Task brief:
Your task is to copy every line of the entries that contains "trace".

[Data listing]

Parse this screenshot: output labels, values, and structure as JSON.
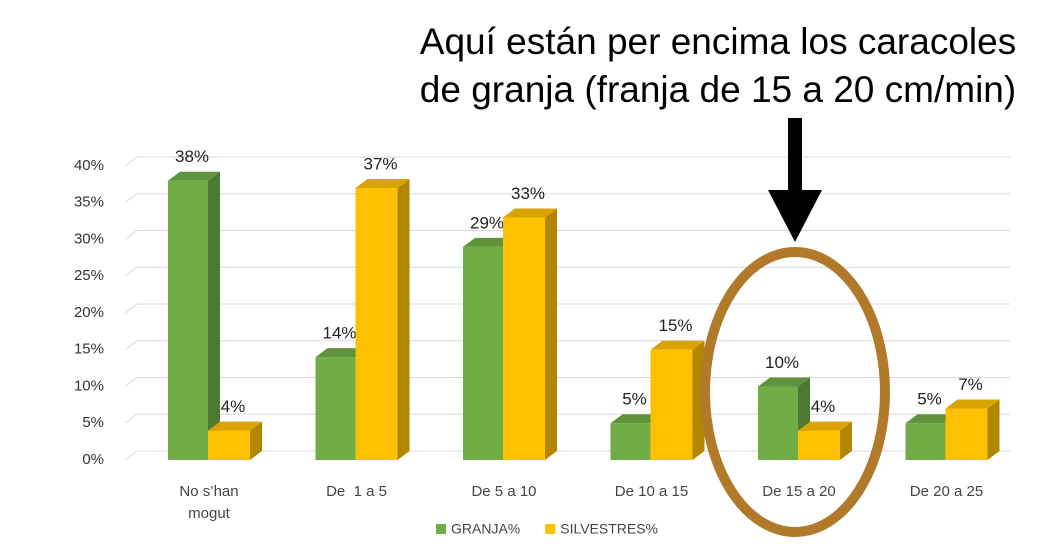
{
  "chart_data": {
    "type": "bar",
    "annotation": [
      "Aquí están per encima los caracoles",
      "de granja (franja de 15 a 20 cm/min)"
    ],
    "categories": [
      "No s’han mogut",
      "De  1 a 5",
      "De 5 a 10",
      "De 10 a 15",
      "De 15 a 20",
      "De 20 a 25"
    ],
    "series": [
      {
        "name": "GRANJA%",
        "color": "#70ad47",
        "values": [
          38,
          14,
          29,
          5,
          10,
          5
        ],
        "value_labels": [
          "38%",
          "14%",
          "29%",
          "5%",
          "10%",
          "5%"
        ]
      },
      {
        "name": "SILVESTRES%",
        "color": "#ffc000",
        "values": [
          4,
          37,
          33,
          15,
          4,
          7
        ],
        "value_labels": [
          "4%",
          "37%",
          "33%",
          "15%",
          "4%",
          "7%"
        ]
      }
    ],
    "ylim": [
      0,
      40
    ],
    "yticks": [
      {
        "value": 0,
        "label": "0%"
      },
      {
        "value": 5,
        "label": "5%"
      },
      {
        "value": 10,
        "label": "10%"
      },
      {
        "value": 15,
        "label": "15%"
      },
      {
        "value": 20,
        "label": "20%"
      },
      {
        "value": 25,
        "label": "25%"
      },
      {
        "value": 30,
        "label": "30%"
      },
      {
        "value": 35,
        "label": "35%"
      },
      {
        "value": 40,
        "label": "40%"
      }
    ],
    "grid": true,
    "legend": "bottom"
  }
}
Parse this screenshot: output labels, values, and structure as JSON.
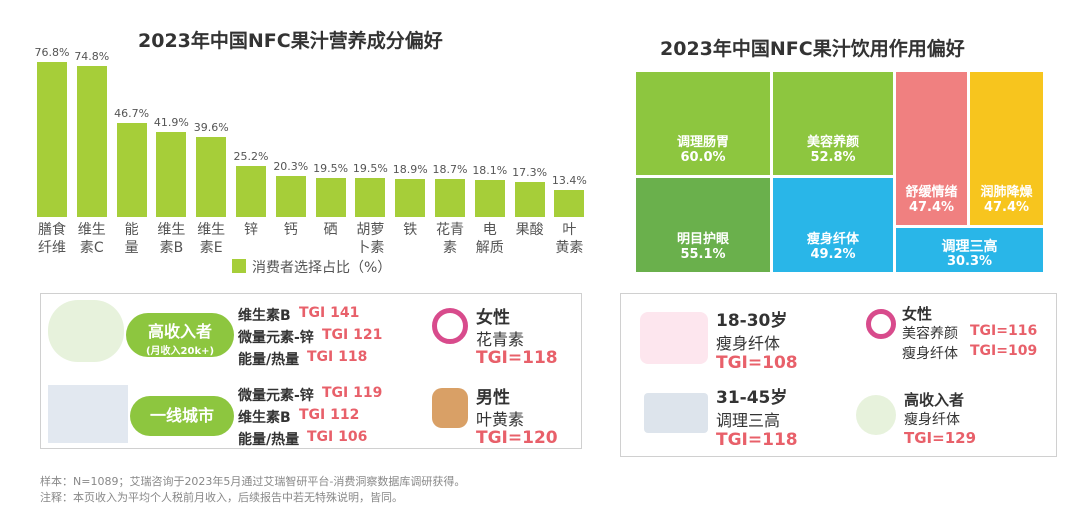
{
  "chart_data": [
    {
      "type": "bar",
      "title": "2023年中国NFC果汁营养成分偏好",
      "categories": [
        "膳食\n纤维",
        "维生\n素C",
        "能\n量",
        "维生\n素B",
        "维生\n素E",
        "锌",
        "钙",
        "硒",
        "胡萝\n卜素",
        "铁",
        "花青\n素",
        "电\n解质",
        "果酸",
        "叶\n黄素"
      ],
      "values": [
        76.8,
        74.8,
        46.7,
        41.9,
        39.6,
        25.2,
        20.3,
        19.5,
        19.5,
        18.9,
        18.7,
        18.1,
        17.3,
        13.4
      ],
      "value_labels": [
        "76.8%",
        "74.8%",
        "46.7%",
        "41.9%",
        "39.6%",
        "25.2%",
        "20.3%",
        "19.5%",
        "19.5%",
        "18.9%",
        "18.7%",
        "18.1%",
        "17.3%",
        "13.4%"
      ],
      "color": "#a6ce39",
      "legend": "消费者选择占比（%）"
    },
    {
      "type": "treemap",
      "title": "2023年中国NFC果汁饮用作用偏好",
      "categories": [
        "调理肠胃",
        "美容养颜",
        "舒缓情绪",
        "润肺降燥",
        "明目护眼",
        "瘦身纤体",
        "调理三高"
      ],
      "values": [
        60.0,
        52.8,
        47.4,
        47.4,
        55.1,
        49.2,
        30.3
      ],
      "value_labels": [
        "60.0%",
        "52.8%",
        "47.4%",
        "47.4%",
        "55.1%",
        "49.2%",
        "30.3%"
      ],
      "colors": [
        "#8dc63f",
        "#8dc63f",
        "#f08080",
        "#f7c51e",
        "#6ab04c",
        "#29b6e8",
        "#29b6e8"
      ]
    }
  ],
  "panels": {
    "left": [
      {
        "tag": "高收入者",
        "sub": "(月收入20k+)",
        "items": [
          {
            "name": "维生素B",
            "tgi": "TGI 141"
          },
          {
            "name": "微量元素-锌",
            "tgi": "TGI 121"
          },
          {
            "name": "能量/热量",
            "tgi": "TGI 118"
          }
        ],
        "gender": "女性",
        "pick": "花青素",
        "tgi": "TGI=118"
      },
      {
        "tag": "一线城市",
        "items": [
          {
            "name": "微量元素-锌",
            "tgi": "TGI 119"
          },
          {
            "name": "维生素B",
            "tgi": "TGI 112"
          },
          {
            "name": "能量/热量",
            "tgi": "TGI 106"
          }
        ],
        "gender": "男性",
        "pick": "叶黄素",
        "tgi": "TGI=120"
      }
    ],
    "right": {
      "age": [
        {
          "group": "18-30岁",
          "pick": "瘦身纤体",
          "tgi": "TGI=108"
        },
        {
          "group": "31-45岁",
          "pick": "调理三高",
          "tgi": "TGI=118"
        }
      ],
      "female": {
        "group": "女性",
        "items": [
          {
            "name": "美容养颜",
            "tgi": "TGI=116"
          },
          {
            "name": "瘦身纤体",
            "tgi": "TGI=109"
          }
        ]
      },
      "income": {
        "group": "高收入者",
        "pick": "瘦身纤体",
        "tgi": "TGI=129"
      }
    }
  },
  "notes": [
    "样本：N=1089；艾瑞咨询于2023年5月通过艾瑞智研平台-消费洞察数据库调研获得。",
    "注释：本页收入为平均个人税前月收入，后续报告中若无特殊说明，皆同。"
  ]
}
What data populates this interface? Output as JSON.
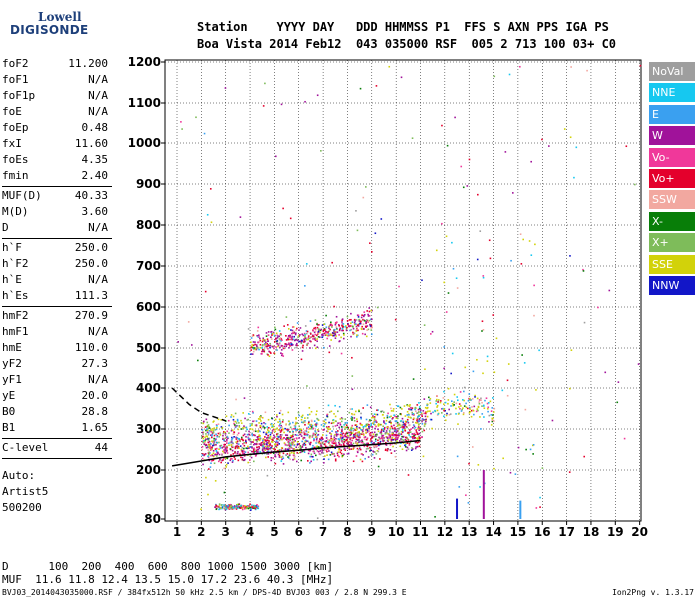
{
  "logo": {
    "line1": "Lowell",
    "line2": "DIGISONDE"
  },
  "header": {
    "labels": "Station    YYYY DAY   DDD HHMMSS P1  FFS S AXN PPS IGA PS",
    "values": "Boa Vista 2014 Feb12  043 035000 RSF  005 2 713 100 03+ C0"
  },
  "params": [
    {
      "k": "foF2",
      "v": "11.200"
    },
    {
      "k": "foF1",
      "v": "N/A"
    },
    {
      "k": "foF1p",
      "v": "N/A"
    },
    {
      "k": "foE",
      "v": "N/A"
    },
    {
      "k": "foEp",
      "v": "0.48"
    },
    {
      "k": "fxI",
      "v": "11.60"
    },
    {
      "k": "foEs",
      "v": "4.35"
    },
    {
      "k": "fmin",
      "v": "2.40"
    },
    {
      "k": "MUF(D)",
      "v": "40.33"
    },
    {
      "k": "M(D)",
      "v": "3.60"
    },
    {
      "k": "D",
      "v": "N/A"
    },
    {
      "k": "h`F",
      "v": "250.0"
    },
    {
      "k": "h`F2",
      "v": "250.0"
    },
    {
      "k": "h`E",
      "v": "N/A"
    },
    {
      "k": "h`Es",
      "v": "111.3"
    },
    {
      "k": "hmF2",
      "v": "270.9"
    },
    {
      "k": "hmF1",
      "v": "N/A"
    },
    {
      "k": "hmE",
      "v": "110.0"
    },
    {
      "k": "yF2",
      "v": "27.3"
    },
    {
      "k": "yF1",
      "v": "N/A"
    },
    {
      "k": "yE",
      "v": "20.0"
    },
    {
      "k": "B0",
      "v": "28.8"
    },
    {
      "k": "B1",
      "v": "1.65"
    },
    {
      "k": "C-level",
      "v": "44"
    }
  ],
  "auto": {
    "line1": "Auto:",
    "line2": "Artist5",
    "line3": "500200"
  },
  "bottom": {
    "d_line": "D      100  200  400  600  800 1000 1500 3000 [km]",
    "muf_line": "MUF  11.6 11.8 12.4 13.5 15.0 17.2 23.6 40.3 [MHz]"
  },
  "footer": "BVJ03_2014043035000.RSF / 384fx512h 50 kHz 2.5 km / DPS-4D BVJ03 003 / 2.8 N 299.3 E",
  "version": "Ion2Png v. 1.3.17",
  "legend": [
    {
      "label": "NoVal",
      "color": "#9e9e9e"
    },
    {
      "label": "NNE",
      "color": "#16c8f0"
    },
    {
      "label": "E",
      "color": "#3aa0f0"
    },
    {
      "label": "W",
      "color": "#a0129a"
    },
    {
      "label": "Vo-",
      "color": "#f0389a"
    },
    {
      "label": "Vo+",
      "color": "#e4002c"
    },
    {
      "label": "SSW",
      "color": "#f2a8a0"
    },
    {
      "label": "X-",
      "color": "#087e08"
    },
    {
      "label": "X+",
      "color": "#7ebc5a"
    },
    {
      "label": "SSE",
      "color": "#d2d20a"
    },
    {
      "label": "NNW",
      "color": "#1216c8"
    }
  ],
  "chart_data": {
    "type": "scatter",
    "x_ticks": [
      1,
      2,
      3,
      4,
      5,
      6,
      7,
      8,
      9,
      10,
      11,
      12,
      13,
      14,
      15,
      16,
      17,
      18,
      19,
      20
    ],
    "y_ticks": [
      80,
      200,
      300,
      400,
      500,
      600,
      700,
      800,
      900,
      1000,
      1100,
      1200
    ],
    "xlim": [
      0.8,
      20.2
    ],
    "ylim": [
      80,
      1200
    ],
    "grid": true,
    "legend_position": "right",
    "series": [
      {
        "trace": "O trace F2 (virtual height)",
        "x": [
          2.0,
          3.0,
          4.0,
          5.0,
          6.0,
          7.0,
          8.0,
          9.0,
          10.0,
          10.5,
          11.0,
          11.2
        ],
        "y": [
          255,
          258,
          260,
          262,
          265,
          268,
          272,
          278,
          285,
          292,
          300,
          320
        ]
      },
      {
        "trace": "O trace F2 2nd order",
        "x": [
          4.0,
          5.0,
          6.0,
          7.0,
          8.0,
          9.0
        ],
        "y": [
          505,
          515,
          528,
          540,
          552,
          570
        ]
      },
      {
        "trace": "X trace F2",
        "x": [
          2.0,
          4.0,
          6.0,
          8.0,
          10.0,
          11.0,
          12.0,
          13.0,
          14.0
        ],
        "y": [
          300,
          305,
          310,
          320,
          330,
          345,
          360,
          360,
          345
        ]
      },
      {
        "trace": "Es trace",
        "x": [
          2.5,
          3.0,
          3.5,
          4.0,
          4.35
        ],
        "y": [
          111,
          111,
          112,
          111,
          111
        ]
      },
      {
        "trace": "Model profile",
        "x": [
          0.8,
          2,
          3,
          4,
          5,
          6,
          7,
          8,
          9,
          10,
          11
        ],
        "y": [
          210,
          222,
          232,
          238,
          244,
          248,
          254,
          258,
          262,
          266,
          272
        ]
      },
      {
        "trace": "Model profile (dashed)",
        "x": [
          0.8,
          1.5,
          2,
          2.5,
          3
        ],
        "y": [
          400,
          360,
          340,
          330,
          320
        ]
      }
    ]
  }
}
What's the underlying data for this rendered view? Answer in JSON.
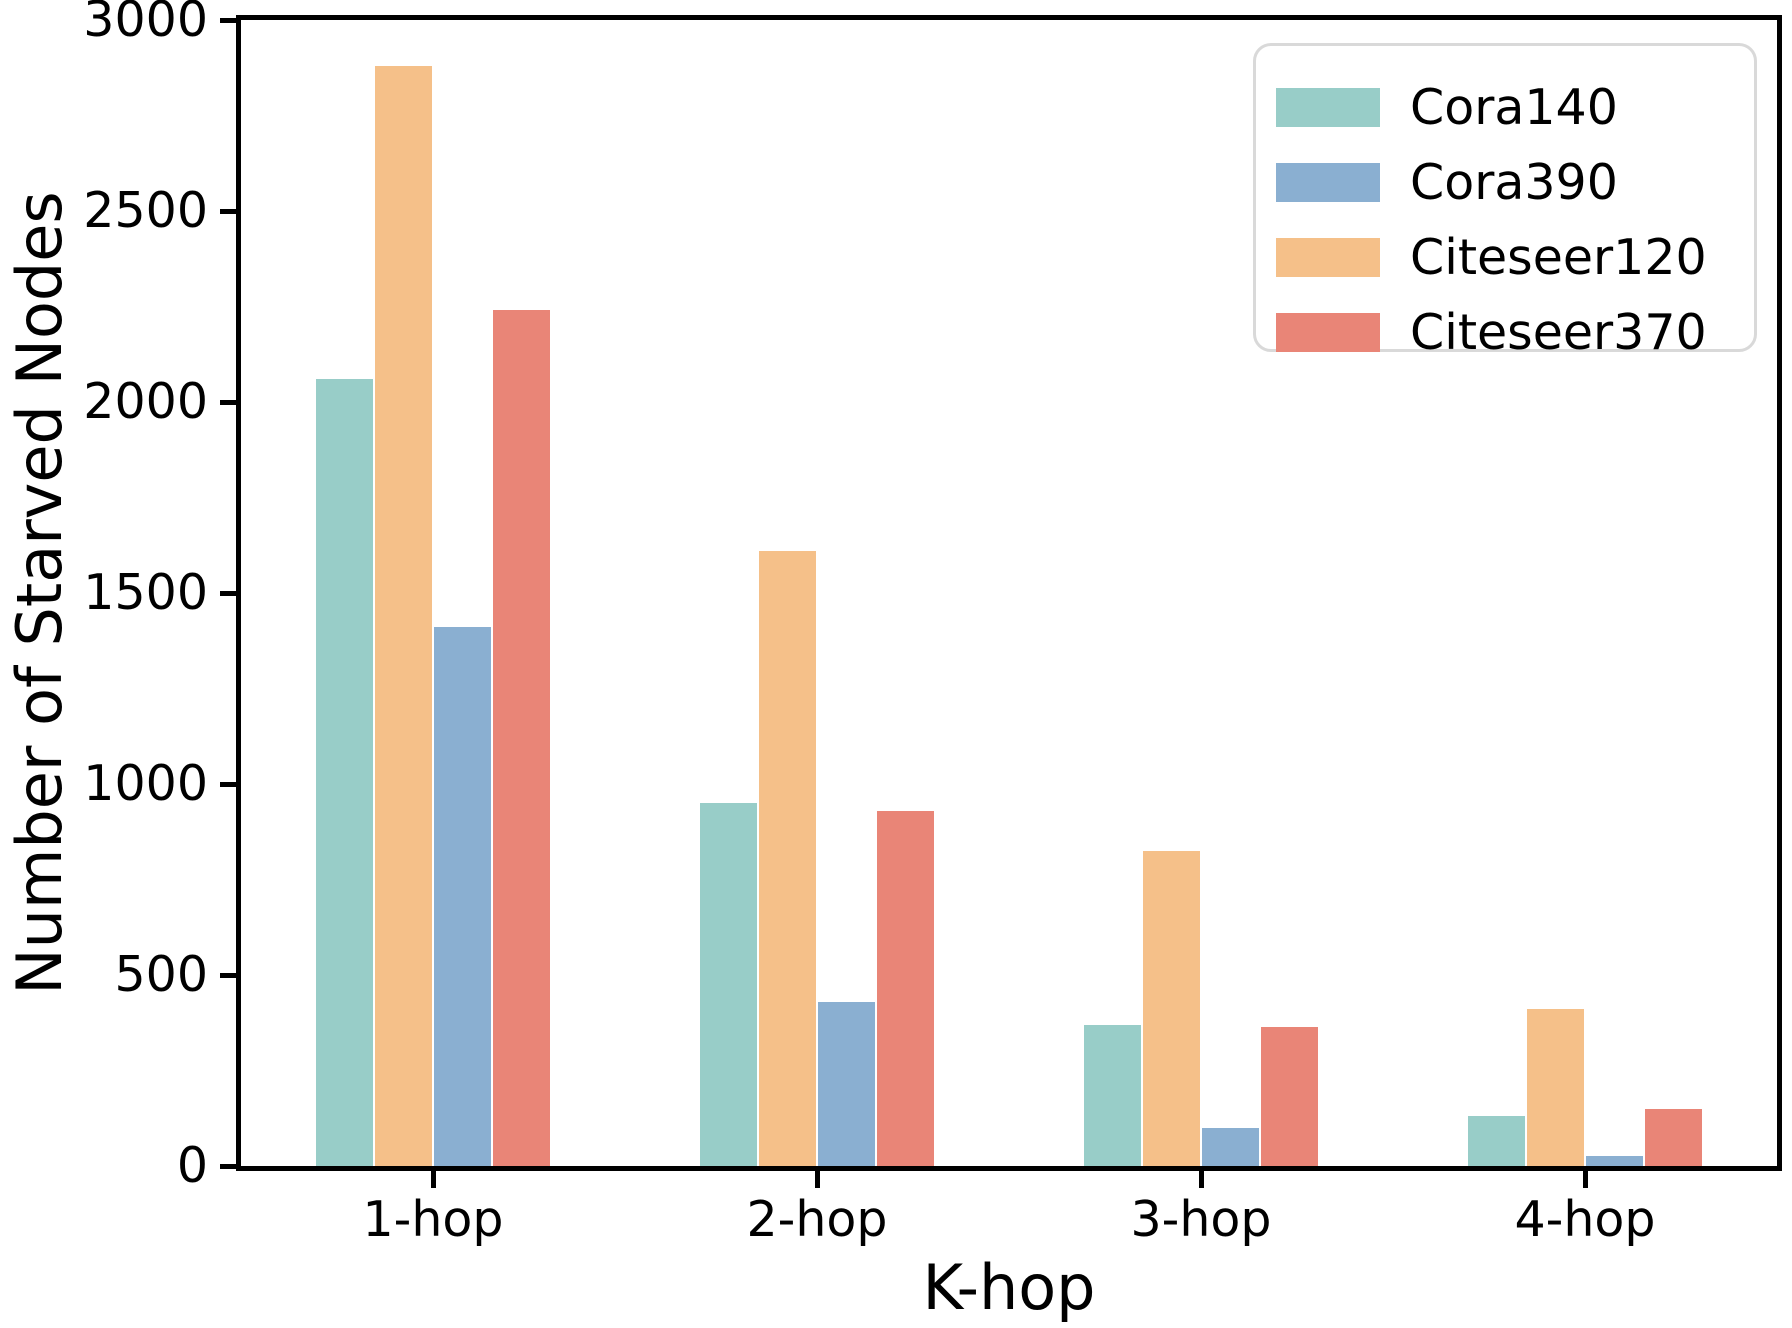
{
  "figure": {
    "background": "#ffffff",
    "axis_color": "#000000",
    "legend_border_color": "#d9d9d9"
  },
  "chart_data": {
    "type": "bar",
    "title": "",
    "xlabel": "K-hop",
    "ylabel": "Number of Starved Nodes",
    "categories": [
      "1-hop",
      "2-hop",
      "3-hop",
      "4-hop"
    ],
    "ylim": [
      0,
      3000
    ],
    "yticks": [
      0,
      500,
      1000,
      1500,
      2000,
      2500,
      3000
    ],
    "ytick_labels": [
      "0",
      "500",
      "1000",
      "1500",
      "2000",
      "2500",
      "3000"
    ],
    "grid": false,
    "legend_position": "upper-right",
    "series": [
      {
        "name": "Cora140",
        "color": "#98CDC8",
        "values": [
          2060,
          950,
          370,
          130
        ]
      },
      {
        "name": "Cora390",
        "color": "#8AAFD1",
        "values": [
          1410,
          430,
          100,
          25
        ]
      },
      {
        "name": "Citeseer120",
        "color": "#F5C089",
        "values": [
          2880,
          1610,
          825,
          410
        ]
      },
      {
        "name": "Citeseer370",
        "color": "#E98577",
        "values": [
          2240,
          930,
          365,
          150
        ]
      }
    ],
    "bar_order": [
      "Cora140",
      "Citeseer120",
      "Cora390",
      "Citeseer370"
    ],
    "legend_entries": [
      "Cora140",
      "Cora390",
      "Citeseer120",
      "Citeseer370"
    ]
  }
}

Expected output:
        "trace": "O trace F2 (virtual height)",
        "trace": "O trace F2 2nd order",
        "trace": "X trace F2",
        "trace": "Es trace",
        "trace": "Model profile",
        "trace": "Model profile (dashed)",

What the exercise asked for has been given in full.